Problem:
Find every line with "page" in it, then report how many there are and nothing more.

Record set:
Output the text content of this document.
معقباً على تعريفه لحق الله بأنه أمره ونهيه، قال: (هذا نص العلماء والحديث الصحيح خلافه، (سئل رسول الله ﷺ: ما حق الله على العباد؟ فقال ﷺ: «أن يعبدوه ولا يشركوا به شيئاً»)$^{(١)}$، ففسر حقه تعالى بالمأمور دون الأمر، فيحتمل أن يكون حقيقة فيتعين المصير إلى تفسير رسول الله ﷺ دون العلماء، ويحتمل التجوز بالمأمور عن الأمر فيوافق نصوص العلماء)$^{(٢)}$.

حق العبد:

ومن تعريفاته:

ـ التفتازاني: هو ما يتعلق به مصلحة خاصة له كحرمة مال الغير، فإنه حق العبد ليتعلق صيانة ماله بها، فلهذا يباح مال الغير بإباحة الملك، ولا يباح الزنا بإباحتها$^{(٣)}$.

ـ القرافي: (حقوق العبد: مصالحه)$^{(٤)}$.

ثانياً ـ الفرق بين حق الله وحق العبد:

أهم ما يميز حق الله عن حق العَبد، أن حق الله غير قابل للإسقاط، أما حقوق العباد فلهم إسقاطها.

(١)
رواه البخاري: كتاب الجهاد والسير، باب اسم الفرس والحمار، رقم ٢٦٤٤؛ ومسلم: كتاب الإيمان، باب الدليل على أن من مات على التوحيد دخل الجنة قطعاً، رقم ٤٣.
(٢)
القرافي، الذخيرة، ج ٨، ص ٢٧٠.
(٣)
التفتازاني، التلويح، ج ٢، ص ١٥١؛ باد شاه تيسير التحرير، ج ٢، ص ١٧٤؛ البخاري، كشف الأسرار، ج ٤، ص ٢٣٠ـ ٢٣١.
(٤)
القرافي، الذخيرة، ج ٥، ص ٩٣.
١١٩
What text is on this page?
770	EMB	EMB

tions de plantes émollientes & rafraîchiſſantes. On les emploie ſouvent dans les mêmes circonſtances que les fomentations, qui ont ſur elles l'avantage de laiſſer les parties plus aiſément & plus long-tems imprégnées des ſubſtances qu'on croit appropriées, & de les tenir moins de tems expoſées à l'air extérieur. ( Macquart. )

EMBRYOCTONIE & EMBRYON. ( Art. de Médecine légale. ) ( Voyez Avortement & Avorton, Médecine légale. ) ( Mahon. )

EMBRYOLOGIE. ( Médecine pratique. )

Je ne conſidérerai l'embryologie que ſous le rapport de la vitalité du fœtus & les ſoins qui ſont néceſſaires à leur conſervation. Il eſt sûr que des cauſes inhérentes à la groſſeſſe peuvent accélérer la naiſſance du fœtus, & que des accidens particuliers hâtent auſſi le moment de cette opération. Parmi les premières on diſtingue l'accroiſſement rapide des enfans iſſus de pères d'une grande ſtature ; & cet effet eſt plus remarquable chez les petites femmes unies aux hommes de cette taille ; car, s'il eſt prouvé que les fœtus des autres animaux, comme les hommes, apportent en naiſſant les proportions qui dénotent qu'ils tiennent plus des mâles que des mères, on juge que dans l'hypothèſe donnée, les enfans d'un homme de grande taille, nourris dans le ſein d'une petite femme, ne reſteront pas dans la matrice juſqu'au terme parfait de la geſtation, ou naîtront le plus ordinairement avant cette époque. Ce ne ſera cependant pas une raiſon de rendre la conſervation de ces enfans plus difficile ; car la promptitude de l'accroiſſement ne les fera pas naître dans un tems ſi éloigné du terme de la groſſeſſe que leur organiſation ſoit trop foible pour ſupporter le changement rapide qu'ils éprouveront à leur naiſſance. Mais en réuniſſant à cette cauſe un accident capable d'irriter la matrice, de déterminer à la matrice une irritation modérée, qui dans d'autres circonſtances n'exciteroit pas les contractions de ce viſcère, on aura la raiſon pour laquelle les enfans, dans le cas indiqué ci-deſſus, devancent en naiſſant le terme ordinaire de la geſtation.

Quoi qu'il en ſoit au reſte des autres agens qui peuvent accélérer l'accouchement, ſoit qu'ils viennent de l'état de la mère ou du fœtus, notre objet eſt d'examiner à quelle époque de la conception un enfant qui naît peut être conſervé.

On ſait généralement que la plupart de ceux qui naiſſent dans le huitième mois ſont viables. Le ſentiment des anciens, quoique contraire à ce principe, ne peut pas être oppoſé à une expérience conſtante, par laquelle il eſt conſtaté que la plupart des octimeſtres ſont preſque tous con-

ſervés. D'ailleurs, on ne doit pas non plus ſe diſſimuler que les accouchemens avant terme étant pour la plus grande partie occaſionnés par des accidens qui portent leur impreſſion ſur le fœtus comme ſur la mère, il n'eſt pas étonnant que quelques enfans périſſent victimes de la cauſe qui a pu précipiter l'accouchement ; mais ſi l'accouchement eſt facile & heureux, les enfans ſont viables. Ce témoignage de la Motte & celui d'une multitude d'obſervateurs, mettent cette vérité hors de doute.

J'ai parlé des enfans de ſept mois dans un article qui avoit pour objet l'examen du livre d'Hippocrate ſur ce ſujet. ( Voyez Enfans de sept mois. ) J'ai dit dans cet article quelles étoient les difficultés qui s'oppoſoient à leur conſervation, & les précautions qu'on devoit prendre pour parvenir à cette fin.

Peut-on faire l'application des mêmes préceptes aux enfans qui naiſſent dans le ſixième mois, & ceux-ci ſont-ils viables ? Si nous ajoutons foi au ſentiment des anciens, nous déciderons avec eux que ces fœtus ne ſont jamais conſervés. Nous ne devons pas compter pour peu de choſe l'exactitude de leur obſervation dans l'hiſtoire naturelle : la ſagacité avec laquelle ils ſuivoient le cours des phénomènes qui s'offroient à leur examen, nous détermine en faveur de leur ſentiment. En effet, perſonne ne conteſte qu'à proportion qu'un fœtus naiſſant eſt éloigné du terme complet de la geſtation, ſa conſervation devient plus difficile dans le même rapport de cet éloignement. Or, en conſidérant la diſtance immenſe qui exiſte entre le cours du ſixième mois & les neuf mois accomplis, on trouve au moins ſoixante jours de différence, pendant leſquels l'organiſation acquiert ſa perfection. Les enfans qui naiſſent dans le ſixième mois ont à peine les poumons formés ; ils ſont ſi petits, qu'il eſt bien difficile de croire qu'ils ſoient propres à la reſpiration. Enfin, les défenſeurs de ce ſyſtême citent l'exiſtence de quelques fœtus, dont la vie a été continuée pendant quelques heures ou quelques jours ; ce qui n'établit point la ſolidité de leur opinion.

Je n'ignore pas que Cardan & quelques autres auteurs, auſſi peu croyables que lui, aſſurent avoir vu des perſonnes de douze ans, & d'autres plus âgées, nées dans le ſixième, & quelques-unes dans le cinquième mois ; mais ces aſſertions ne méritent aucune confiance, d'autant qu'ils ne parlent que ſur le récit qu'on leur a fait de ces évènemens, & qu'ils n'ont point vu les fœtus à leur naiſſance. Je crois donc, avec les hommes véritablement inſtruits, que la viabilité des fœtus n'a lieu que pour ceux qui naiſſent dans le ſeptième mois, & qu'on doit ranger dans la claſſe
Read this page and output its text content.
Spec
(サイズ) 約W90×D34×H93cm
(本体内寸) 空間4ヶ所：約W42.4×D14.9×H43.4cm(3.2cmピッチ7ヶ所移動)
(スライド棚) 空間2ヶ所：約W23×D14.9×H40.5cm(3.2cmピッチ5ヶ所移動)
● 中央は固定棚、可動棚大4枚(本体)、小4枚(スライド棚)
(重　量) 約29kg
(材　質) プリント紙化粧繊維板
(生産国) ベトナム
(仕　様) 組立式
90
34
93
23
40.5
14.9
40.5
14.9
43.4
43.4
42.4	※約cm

Answer for the task:
2